(Dataset entries on figures)
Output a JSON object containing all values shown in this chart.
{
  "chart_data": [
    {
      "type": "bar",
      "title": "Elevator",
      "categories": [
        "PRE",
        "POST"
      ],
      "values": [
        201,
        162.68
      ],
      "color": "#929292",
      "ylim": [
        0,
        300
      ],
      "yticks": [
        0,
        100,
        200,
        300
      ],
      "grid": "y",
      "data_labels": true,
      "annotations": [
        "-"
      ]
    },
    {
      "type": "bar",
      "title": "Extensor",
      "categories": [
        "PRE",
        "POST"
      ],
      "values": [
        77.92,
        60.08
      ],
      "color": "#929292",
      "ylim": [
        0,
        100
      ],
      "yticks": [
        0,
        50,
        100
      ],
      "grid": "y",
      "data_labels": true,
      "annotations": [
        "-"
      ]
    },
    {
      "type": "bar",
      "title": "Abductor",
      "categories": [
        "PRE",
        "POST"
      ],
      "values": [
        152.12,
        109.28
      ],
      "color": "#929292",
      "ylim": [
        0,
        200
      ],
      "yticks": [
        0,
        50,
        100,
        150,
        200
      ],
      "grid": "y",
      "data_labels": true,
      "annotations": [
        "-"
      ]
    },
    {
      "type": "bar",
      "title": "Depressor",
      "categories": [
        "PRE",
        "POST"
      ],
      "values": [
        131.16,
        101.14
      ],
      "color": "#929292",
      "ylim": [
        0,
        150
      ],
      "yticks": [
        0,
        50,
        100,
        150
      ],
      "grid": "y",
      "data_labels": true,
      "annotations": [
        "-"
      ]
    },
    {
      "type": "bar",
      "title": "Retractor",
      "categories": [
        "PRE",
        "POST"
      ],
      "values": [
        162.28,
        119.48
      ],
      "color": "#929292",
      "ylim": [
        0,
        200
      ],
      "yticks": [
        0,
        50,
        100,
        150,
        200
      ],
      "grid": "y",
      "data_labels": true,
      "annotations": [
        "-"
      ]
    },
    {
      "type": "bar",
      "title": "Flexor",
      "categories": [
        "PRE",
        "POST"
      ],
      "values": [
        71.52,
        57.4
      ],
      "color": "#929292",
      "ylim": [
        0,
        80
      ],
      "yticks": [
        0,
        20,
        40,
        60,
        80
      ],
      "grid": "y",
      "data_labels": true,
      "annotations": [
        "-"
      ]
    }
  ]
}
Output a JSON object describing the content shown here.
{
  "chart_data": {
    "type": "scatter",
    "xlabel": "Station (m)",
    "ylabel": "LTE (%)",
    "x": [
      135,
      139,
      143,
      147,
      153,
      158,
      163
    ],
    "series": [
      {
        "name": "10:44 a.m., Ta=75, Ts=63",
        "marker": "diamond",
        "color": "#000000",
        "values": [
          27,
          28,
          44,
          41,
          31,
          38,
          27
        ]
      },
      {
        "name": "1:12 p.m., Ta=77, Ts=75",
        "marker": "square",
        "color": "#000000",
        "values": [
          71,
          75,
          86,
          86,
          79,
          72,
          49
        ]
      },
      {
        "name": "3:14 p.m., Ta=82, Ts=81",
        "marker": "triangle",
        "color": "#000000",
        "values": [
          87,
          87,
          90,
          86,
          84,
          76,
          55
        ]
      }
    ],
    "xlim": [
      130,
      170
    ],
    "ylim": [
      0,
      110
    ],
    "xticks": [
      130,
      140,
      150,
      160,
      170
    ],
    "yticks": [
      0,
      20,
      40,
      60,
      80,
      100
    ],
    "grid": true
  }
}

◆ THE REQUEST
Check each line above for "JSON" and return the ones that have it.

◆ FULL RESPONSE
Output a JSON object containing all values shown in this chart.
Output a JSON object describing the content shown here.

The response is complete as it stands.